■ WHAT IS NEEDED:
All entries must be repeated exactly; do not include the pictures.

(Collected data entries)
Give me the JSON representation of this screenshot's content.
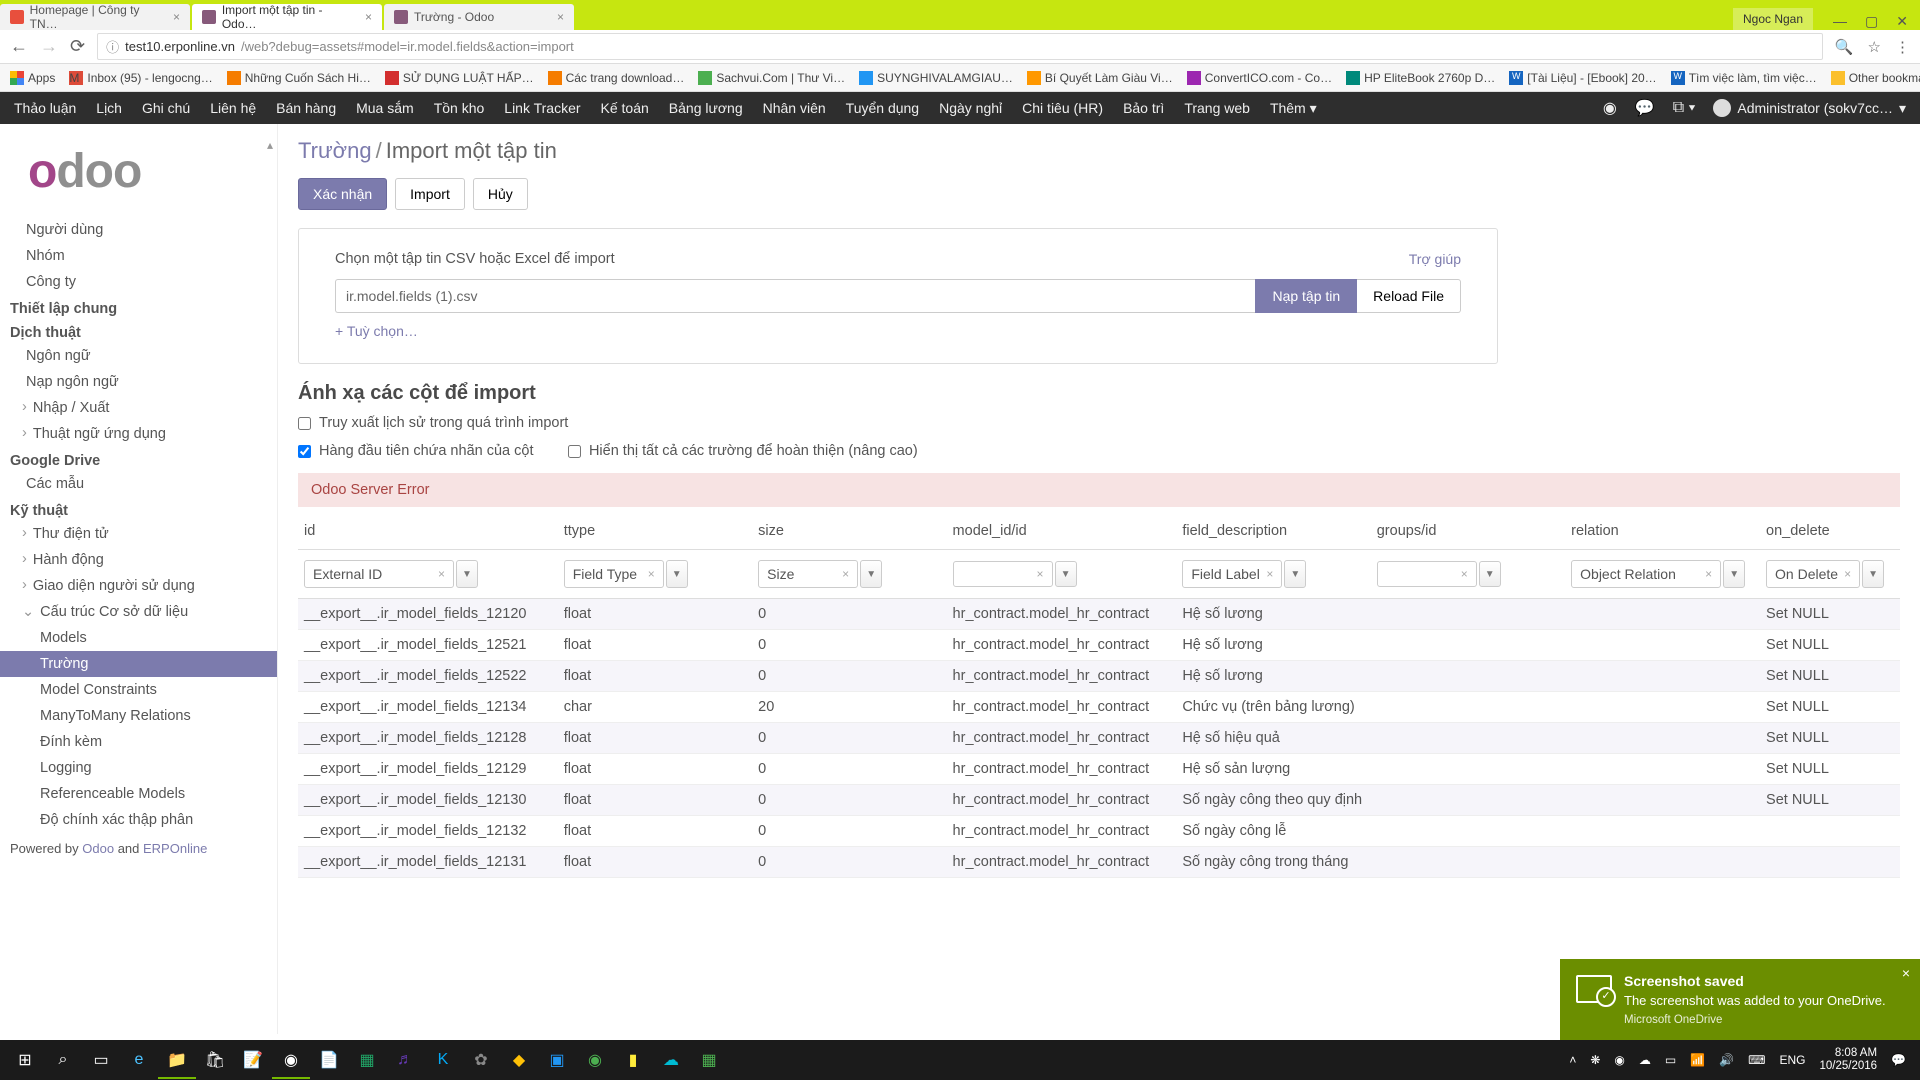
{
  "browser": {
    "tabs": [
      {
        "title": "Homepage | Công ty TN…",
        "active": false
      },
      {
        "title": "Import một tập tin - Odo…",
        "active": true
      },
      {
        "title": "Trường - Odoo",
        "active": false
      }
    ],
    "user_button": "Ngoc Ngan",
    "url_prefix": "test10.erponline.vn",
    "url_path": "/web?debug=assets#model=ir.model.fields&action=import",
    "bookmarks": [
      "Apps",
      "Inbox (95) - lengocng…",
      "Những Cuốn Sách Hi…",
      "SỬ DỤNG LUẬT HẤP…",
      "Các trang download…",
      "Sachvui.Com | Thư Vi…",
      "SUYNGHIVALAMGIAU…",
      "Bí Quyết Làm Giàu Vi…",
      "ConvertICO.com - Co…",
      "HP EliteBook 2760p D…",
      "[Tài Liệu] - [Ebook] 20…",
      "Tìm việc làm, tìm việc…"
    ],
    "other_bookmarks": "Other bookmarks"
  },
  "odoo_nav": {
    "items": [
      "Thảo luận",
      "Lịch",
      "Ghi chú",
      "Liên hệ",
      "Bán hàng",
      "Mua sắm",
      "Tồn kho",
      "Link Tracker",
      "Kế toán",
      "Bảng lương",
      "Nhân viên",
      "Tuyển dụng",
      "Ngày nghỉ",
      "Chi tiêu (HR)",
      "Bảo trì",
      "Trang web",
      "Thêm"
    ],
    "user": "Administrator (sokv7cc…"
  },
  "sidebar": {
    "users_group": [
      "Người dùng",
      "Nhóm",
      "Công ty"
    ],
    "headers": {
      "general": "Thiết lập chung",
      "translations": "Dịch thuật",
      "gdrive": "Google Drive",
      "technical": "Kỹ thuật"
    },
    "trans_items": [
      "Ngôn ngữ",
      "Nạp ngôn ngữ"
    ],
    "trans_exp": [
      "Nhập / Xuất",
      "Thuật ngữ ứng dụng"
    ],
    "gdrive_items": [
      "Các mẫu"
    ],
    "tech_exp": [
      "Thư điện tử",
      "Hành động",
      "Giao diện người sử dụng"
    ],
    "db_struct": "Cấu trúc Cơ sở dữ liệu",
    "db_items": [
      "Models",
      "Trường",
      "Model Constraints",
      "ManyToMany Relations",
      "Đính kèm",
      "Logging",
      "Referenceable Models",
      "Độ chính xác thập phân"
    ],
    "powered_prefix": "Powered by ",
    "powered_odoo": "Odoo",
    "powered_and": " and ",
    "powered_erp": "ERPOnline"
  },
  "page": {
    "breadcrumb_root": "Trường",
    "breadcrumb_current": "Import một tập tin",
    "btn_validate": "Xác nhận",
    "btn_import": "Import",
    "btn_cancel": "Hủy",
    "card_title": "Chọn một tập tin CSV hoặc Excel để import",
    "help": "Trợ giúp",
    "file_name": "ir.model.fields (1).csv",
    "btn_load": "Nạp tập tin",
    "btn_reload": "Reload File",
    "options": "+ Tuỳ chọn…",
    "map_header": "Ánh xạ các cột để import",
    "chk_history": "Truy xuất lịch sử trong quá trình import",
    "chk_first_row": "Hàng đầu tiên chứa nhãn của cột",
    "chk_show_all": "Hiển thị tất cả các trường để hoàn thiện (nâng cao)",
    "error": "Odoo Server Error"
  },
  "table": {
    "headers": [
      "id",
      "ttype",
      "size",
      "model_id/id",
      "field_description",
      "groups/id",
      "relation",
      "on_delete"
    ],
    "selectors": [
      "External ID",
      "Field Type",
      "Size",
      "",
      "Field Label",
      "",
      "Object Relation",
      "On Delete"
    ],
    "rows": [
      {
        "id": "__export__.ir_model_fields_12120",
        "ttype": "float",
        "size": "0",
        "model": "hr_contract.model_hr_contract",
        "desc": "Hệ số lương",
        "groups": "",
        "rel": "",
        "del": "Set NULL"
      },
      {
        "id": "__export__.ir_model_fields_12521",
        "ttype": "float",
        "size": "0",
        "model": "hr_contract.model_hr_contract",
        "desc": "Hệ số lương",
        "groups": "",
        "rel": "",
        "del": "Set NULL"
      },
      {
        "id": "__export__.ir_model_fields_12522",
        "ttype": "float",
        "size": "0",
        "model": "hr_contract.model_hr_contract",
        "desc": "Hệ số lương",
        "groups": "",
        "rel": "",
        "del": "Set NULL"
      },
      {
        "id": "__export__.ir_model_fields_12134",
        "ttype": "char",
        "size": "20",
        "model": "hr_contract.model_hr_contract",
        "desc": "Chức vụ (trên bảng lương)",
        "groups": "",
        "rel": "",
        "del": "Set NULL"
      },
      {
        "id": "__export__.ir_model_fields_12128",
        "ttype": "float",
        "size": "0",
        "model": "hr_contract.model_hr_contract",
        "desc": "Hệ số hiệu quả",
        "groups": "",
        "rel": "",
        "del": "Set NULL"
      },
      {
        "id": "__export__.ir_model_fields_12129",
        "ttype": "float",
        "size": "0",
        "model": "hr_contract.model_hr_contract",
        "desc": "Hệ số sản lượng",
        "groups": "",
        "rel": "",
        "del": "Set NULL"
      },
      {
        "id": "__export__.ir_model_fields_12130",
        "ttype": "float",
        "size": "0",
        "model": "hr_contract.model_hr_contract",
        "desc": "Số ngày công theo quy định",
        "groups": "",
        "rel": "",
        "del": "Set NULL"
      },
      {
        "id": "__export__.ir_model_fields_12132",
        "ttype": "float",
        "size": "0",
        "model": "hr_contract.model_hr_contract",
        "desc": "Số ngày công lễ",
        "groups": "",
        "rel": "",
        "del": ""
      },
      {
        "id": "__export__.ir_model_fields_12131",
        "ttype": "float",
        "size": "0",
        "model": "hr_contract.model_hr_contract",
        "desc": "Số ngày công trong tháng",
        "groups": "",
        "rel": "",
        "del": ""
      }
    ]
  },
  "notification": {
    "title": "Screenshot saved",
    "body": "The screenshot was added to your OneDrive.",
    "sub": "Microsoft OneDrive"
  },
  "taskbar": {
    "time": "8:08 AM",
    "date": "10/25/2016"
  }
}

■ OUTPUT OF THE TASK:
Give me the JSON representation of this screenshot's content.
{
  "browser": {
    "tabs": [
      {
        "title": "Homepage | Công ty TN…",
        "active": false
      },
      {
        "title": "Import một tập tin - Odo…",
        "active": true
      },
      {
        "title": "Trường - Odoo",
        "active": false
      }
    ],
    "user_button": "Ngoc Ngan",
    "url_prefix": "test10.erponline.vn",
    "url_path": "/web?debug=assets#model=ir.model.fields&action=import",
    "bookmarks": [
      "Apps",
      "Inbox (95) - lengocng…",
      "Những Cuốn Sách Hi…",
      "SỬ DỤNG LUẬT HẤP…",
      "Các trang download…",
      "Sachvui.Com | Thư Vi…",
      "SUYNGHIVALAMGIAU…",
      "Bí Quyết Làm Giàu Vi…",
      "ConvertICO.com - Co…",
      "HP EliteBook 2760p D…",
      "[Tài Liệu] - [Ebook] 20…",
      "Tìm việc làm, tìm việc…"
    ],
    "other_bookmarks": "Other bookmarks"
  },
  "odoo_nav": {
    "items": [
      "Thảo luận",
      "Lịch",
      "Ghi chú",
      "Liên hệ",
      "Bán hàng",
      "Mua sắm",
      "Tồn kho",
      "Link Tracker",
      "Kế toán",
      "Bảng lương",
      "Nhân viên",
      "Tuyển dụng",
      "Ngày nghỉ",
      "Chi tiêu (HR)",
      "Bảo trì",
      "Trang web",
      "Thêm"
    ],
    "user": "Administrator (sokv7cc…"
  },
  "sidebar": {
    "users_group": [
      "Người dùng",
      "Nhóm",
      "Công ty"
    ],
    "headers": {
      "general": "Thiết lập chung",
      "translations": "Dịch thuật",
      "gdrive": "Google Drive",
      "technical": "Kỹ thuật"
    },
    "trans_items": [
      "Ngôn ngữ",
      "Nạp ngôn ngữ"
    ],
    "trans_exp": [
      "Nhập / Xuất",
      "Thuật ngữ ứng dụng"
    ],
    "gdrive_items": [
      "Các mẫu"
    ],
    "tech_exp": [
      "Thư điện tử",
      "Hành động",
      "Giao diện người sử dụng"
    ],
    "db_struct": "Cấu trúc Cơ sở dữ liệu",
    "db_items": [
      "Models",
      "Trường",
      "Model Constraints",
      "ManyToMany Relations",
      "Đính kèm",
      "Logging",
      "Referenceable Models",
      "Độ chính xác thập phân"
    ],
    "powered_prefix": "Powered by ",
    "powered_odoo": "Odoo",
    "powered_and": " and ",
    "powered_erp": "ERPOnline"
  },
  "page": {
    "breadcrumb_root": "Trường",
    "breadcrumb_current": "Import một tập tin",
    "btn_validate": "Xác nhận",
    "btn_import": "Import",
    "btn_cancel": "Hủy",
    "card_title": "Chọn một tập tin CSV hoặc Excel để import",
    "help": "Trợ giúp",
    "file_name": "ir.model.fields (1).csv",
    "btn_load": "Nạp tập tin",
    "btn_reload": "Reload File",
    "options": "+ Tuỳ chọn…",
    "map_header": "Ánh xạ các cột để import",
    "chk_history": "Truy xuất lịch sử trong quá trình import",
    "chk_first_row": "Hàng đầu tiên chứa nhãn của cột",
    "chk_show_all": "Hiển thị tất cả các trường để hoàn thiện (nâng cao)",
    "error": "Odoo Server Error"
  },
  "table": {
    "headers": [
      "id",
      "ttype",
      "size",
      "model_id/id",
      "field_description",
      "groups/id",
      "relation",
      "on_delete"
    ],
    "selectors": [
      "External ID",
      "Field Type",
      "Size",
      "",
      "Field Label",
      "",
      "Object Relation",
      "On Delete"
    ],
    "rows": [
      {
        "id": "__export__.ir_model_fields_12120",
        "ttype": "float",
        "size": "0",
        "model": "hr_contract.model_hr_contract",
        "desc": "Hệ số lương",
        "groups": "",
        "rel": "",
        "del": "Set NULL"
      },
      {
        "id": "__export__.ir_model_fields_12521",
        "ttype": "float",
        "size": "0",
        "model": "hr_contract.model_hr_contract",
        "desc": "Hệ số lương",
        "groups": "",
        "rel": "",
        "del": "Set NULL"
      },
      {
        "id": "__export__.ir_model_fields_12522",
        "ttype": "float",
        "size": "0",
        "model": "hr_contract.model_hr_contract",
        "desc": "Hệ số lương",
        "groups": "",
        "rel": "",
        "del": "Set NULL"
      },
      {
        "id": "__export__.ir_model_fields_12134",
        "ttype": "char",
        "size": "20",
        "model": "hr_contract.model_hr_contract",
        "desc": "Chức vụ (trên bảng lương)",
        "groups": "",
        "rel": "",
        "del": "Set NULL"
      },
      {
        "id": "__export__.ir_model_fields_12128",
        "ttype": "float",
        "size": "0",
        "model": "hr_contract.model_hr_contract",
        "desc": "Hệ số hiệu quả",
        "groups": "",
        "rel": "",
        "del": "Set NULL"
      },
      {
        "id": "__export__.ir_model_fields_12129",
        "ttype": "float",
        "size": "0",
        "model": "hr_contract.model_hr_contract",
        "desc": "Hệ số sản lượng",
        "groups": "",
        "rel": "",
        "del": "Set NULL"
      },
      {
        "id": "__export__.ir_model_fields_12130",
        "ttype": "float",
        "size": "0",
        "model": "hr_contract.model_hr_contract",
        "desc": "Số ngày công theo quy định",
        "groups": "",
        "rel": "",
        "del": "Set NULL"
      },
      {
        "id": "__export__.ir_model_fields_12132",
        "ttype": "float",
        "size": "0",
        "model": "hr_contract.model_hr_contract",
        "desc": "Số ngày công lễ",
        "groups": "",
        "rel": "",
        "del": ""
      },
      {
        "id": "__export__.ir_model_fields_12131",
        "ttype": "float",
        "size": "0",
        "model": "hr_contract.model_hr_contract",
        "desc": "Số ngày công trong tháng",
        "groups": "",
        "rel": "",
        "del": ""
      }
    ]
  },
  "notification": {
    "title": "Screenshot saved",
    "body": "The screenshot was added to your OneDrive.",
    "sub": "Microsoft OneDrive"
  },
  "taskbar": {
    "time": "8:08 AM",
    "date": "10/25/2016"
  }
}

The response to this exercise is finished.